- **WRITTEN REQUEST**
From the listing below, extract every line in which the word "data" appears.

- **ENTRIES**
--------

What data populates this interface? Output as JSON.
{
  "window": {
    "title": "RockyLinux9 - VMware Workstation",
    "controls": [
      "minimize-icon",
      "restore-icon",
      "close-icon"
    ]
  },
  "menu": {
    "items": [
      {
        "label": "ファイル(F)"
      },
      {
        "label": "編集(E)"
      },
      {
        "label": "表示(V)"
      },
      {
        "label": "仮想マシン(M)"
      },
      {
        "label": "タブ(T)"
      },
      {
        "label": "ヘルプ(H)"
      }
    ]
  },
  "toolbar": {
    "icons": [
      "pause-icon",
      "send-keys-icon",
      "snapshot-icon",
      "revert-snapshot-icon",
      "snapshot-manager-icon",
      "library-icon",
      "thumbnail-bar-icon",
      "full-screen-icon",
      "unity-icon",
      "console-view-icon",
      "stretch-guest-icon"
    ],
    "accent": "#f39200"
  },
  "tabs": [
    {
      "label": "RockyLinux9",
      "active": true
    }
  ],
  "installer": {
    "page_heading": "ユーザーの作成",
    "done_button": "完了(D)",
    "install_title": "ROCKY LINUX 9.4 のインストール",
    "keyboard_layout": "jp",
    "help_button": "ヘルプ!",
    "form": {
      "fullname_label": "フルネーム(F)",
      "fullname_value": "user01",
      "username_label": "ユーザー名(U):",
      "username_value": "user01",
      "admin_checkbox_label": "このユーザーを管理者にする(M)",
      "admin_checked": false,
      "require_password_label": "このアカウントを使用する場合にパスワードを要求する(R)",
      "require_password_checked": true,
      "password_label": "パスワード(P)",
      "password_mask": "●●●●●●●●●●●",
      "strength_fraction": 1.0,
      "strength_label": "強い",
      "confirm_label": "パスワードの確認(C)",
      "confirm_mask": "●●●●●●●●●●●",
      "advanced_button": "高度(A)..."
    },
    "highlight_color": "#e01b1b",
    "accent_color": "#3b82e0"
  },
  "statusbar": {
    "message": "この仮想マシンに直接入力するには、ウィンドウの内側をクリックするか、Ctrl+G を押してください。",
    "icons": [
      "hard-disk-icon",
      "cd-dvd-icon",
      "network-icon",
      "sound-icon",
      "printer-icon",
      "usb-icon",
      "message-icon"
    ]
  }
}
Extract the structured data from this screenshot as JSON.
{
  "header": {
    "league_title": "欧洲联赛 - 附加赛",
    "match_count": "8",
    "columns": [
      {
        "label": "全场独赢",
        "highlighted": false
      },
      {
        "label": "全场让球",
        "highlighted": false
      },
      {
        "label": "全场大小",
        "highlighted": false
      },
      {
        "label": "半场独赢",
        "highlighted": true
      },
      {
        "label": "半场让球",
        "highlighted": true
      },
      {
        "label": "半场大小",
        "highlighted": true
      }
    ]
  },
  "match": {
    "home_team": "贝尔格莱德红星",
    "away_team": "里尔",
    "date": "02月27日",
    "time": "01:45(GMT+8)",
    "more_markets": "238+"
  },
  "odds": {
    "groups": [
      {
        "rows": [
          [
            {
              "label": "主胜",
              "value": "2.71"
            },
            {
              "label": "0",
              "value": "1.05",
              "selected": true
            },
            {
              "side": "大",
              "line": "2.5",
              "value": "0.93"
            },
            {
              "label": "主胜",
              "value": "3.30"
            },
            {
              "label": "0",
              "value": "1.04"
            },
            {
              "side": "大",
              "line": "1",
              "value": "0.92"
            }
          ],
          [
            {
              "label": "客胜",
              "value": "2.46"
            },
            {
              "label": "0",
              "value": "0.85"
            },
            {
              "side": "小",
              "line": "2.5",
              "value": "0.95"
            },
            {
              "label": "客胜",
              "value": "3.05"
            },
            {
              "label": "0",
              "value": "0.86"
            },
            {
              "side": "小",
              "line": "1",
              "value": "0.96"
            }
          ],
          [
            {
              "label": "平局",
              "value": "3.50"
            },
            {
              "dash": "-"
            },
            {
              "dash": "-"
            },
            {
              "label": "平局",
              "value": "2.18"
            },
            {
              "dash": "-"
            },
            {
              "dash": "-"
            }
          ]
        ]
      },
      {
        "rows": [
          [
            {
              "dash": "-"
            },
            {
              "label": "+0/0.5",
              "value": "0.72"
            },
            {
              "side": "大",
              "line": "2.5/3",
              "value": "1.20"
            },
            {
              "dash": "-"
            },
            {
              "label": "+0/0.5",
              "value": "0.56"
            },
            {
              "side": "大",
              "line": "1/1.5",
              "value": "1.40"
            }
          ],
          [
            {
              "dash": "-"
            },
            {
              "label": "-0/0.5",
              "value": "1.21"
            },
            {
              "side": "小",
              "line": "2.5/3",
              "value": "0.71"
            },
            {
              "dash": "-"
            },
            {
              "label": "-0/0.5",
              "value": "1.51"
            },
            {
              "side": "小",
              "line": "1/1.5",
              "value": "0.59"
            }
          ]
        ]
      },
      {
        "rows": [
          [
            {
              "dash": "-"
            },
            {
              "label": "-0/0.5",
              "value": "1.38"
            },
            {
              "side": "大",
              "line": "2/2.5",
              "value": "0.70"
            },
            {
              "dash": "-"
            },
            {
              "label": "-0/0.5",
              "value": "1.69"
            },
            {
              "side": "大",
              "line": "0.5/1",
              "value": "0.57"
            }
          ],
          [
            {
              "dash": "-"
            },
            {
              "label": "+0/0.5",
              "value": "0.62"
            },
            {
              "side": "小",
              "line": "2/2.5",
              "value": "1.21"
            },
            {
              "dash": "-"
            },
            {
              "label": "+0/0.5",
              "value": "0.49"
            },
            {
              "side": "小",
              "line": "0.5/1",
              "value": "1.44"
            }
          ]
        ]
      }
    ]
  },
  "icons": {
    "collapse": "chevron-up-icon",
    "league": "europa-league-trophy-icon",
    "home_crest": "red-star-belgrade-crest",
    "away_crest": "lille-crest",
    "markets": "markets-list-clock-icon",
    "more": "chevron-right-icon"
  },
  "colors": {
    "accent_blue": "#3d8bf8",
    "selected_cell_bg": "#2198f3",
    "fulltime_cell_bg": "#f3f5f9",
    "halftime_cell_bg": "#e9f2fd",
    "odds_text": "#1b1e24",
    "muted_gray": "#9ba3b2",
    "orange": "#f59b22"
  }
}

--------

- **EXPECTED ANSWER**
What data populates this interface? Output as JSON.
Extract the structured data from this screenshot as JSON.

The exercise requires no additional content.